DATA EXCERPTS
»»
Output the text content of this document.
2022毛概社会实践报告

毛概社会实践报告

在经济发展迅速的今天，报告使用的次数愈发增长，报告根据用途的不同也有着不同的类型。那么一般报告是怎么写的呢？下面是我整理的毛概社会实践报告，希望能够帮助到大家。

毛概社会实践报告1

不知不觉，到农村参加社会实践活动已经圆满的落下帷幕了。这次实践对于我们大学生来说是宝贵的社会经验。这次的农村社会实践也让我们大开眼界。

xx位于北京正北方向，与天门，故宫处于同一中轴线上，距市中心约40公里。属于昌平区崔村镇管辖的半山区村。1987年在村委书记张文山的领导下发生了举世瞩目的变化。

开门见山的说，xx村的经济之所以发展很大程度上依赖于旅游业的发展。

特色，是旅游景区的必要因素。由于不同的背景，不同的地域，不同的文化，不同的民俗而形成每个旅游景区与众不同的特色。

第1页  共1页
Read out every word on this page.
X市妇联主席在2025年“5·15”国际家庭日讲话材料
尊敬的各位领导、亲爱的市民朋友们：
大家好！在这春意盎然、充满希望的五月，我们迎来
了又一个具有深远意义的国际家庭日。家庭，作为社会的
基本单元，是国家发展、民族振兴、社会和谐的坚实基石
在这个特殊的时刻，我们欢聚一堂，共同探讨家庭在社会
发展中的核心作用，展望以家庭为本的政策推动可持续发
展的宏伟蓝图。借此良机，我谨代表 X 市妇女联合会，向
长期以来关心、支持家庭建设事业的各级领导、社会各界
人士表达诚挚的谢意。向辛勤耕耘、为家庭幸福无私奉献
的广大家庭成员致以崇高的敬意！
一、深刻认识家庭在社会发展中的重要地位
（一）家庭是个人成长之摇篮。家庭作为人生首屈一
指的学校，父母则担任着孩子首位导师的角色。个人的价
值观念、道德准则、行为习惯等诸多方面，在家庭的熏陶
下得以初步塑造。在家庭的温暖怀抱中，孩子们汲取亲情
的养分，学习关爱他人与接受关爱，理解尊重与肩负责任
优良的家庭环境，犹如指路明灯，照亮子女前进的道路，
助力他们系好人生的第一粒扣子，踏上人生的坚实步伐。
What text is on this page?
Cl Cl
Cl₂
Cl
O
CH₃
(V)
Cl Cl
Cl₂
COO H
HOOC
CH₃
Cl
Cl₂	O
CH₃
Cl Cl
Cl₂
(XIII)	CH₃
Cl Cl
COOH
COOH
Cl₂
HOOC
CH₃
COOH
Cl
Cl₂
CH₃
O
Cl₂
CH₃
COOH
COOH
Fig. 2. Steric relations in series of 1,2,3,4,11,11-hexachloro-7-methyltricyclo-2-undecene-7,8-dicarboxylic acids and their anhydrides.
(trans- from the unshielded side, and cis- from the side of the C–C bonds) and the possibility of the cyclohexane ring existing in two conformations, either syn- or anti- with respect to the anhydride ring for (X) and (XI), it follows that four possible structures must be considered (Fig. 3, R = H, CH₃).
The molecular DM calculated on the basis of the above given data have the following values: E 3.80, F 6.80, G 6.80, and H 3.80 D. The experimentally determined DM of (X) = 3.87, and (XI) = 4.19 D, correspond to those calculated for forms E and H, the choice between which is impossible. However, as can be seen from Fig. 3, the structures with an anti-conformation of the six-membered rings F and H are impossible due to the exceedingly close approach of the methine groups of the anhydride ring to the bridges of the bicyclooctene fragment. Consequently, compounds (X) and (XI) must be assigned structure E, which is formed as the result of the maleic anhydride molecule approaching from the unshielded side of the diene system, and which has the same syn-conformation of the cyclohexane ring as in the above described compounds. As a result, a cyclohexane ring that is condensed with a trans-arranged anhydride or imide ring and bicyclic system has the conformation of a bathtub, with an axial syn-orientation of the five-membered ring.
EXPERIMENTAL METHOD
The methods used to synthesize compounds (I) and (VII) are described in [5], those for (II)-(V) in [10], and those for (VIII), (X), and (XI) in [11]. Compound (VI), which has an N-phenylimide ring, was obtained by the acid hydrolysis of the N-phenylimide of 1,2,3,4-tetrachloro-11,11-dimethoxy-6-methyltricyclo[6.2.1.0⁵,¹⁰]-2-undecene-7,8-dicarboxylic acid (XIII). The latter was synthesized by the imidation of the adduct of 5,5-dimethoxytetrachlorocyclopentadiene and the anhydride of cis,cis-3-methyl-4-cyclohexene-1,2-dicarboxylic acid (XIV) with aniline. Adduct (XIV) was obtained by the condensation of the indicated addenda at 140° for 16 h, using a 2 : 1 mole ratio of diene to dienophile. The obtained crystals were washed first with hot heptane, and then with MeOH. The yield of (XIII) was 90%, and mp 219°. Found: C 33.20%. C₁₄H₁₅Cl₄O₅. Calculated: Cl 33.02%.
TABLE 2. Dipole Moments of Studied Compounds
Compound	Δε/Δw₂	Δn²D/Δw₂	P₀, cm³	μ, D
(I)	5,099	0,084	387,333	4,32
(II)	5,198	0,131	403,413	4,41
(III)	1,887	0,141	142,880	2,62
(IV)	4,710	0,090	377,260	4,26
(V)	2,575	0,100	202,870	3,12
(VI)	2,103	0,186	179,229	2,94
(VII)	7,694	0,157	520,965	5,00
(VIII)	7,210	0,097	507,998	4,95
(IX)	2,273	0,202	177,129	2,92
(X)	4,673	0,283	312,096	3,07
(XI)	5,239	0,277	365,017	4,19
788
««
WHAT TO PRODUCE
Pull out all lines from the entries above in which the word "methyltricyclo" appears.

RESULT
Fig. 2. Steric relations in series of 1,2,3,4,11,11-hexachloro-7-methyltricyclo-2-undecene-7,8-dicarboxylic acids and their anhydrides.
The methods used to synthesize compounds (I) and (VII) are described in [5], those for (II)-(V) in [10], and those for (VIII), (X), and (XI) in [11]. Compound (VI), which has an N-phenylimide ring, was obtained by the acid hydrolysis of the N-phenylimide of 1,2,3,4-tetrachloro-11,11-dimethoxy-6-methyltricyclo[6.2.1.0⁵,¹⁰]-2-undecene-7,8-dicarboxylic acid (XIII). The latter was synthesized by the imidation of the adduct of 5,5-dimethoxytetrachlorocyclopentadiene and the anhydride of cis,cis-3-methyl-4-cyclohexene-1,2-dicarboxylic acid (XIV) with aniline. Adduct (XIV) was obtained by the condensation of the indicated addenda at 140° for 16 h, using a 2 : 1 mole ratio of diene to dienophile. The obtained crystals were washed first with hot heptane, and then with MeOH. The yield of (XIII) was 90%, and mp 219°. Found: C 33.20%. C₁₄H₁₅Cl₄O₅. Calculated: Cl 33.02%.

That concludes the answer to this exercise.